__REQUIRED TASK__.
Copy out all of the data below with no alterations.
═══ SUPPLIED RECORDS ═══
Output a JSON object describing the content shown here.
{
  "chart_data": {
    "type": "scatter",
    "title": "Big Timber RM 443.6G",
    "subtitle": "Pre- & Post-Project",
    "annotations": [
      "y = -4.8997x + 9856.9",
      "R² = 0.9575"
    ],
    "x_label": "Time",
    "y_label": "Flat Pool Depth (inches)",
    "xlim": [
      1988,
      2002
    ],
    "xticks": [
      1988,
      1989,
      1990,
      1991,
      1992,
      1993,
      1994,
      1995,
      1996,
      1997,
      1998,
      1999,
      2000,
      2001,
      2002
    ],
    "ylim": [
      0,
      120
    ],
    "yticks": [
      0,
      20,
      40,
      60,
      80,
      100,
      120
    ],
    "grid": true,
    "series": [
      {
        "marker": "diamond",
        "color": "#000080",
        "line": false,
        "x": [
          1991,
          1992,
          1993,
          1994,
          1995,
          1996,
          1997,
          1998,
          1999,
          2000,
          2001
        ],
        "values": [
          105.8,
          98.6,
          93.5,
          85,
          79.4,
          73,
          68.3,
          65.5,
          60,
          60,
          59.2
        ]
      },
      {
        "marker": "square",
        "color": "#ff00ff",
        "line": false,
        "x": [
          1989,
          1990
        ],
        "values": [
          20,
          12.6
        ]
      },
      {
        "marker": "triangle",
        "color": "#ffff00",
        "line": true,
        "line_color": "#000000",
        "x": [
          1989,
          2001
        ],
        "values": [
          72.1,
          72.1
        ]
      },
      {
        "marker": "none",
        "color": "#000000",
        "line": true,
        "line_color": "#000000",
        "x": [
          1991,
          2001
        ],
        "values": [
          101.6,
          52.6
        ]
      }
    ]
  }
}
═══
__COMPLETE OUTPUT__.
Output a JSON object describing the content shown here.
{
  "chart_data": {
    "type": "scatter",
    "title": "Big Timber RM 443.6G",
    "subtitle": "Pre- & Post-Project",
    "annotations": [
      "y = -4.8997x + 9856.9",
      "R² = 0.9575"
    ],
    "x_label": "Time",
    "y_label": "Flat Pool Depth (inches)",
    "xlim": [
      1988,
      2002
    ],
    "xticks": [
      1988,
      1989,
      1990,
      1991,
      1992,
      1993,
      1994,
      1995,
      1996,
      1997,
      1998,
      1999,
      2000,
      2001,
      2002
    ],
    "ylim": [
      0,
      120
    ],
    "yticks": [
      0,
      20,
      40,
      60,
      80,
      100,
      120
    ],
    "grid": true,
    "series": [
      {
        "marker": "diamond",
        "color": "#000080",
        "line": false,
        "x": [
          1991,
          1992,
          1993,
          1994,
          1995,
          1996,
          1997,
          1998,
          1999,
          2000,
          2001
        ],
        "values": [
          105.8,
          98.6,
          93.5,
          85,
          79.4,
          73,
          68.3,
          65.5,
          60,
          60,
          59.2
        ]
      },
      {
        "marker": "square",
        "color": "#ff00ff",
        "line": false,
        "x": [
          1989,
          1990
        ],
        "values": [
          20,
          12.6
        ]
      },
      {
        "marker": "triangle",
        "color": "#ffff00",
        "line": true,
        "line_color": "#000000",
        "x": [
          1989,
          2001
        ],
        "values": [
          72.1,
          72.1
        ]
      },
      {
        "marker": "none",
        "color": "#000000",
        "line": true,
        "line_color": "#000000",
        "x": [
          1991,
          2001
        ],
        "values": [
          101.6,
          52.6
        ]
      }
    ]
  }
}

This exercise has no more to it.